→ **WHAT YOU HAVE TO DO**
Will you reproduce every line of the data below without changing a single character?

→ **SUPPLIED INFORMATION**
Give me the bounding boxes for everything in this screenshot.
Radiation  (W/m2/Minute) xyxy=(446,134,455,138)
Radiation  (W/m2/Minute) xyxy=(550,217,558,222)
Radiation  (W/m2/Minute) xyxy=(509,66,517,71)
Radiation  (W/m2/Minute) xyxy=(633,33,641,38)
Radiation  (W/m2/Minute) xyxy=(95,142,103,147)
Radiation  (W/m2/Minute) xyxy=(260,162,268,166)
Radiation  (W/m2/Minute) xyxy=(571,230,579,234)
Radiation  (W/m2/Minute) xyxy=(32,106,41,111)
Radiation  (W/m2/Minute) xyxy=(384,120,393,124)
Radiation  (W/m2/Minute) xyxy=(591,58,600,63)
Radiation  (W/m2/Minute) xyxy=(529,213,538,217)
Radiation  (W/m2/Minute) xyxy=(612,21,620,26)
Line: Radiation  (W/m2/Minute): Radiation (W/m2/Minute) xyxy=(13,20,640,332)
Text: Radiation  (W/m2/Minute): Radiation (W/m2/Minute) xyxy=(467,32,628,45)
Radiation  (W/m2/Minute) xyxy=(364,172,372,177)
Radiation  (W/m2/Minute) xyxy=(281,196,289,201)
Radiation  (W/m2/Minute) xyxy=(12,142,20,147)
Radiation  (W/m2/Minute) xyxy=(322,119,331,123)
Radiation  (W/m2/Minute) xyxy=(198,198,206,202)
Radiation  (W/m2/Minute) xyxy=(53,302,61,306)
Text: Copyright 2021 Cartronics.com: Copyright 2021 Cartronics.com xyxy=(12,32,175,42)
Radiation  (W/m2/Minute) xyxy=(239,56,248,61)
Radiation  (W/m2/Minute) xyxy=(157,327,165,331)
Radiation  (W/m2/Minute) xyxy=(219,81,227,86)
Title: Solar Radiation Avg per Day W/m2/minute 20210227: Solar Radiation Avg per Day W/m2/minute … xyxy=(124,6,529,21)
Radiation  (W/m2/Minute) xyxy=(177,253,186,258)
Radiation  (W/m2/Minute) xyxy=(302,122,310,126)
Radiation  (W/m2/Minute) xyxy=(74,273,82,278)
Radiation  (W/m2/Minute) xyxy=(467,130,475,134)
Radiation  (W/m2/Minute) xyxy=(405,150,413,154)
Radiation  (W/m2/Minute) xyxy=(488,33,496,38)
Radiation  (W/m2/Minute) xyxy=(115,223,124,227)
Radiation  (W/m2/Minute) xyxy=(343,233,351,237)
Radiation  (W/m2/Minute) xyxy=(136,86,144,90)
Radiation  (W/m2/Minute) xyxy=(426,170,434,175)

→ **RESULT FOR THIS TASK**
Give me the bounding boxes for everything in this screenshot.
Radiation  (W/m2/Minute) xyxy=(446,134,455,138)
Radiation  (W/m2/Minute) xyxy=(550,217,558,222)
Radiation  (W/m2/Minute) xyxy=(509,66,517,71)
Radiation  (W/m2/Minute) xyxy=(633,33,641,38)
Radiation  (W/m2/Minute) xyxy=(95,142,103,147)
Radiation  (W/m2/Minute) xyxy=(260,162,268,166)
Radiation  (W/m2/Minute) xyxy=(571,230,579,234)
Radiation  (W/m2/Minute) xyxy=(32,106,41,111)
Radiation  (W/m2/Minute) xyxy=(384,120,393,124)
Radiation  (W/m2/Minute) xyxy=(591,58,600,63)
Radiation  (W/m2/Minute) xyxy=(529,213,538,217)
Radiation  (W/m2/Minute) xyxy=(612,21,620,26)
Line: Radiation  (W/m2/Minute): Radiation (W/m2/Minute) xyxy=(13,20,640,332)
Text: Radiation  (W/m2/Minute): Radiation (W/m2/Minute) xyxy=(467,32,628,45)
Radiation  (W/m2/Minute) xyxy=(364,172,372,177)
Radiation  (W/m2/Minute) xyxy=(281,196,289,201)
Radiation  (W/m2/Minute) xyxy=(12,142,20,147)
Radiation  (W/m2/Minute) xyxy=(322,119,331,123)
Radiation  (W/m2/Minute) xyxy=(198,198,206,202)
Radiation  (W/m2/Minute) xyxy=(53,302,61,306)
Text: Copyright 2021 Cartronics.com: Copyright 2021 Cartronics.com xyxy=(12,32,175,42)
Radiation  (W/m2/Minute) xyxy=(239,56,248,61)
Radiation  (W/m2/Minute) xyxy=(157,327,165,331)
Radiation  (W/m2/Minute) xyxy=(219,81,227,86)
Title: Solar Radiation Avg per Day W/m2/minute 20210227: Solar Radiation Avg per Day W/m2/minute … xyxy=(124,6,529,21)
Radiation  (W/m2/Minute) xyxy=(177,253,186,258)
Radiation  (W/m2/Minute) xyxy=(302,122,310,126)
Radiation  (W/m2/Minute) xyxy=(74,273,82,278)
Radiation  (W/m2/Minute) xyxy=(467,130,475,134)
Radiation  (W/m2/Minute) xyxy=(405,150,413,154)
Radiation  (W/m2/Minute) xyxy=(488,33,496,38)
Radiation  (W/m2/Minute) xyxy=(115,223,124,227)
Radiation  (W/m2/Minute) xyxy=(343,233,351,237)
Radiation  (W/m2/Minute) xyxy=(136,86,144,90)
Radiation  (W/m2/Minute) xyxy=(426,170,434,175)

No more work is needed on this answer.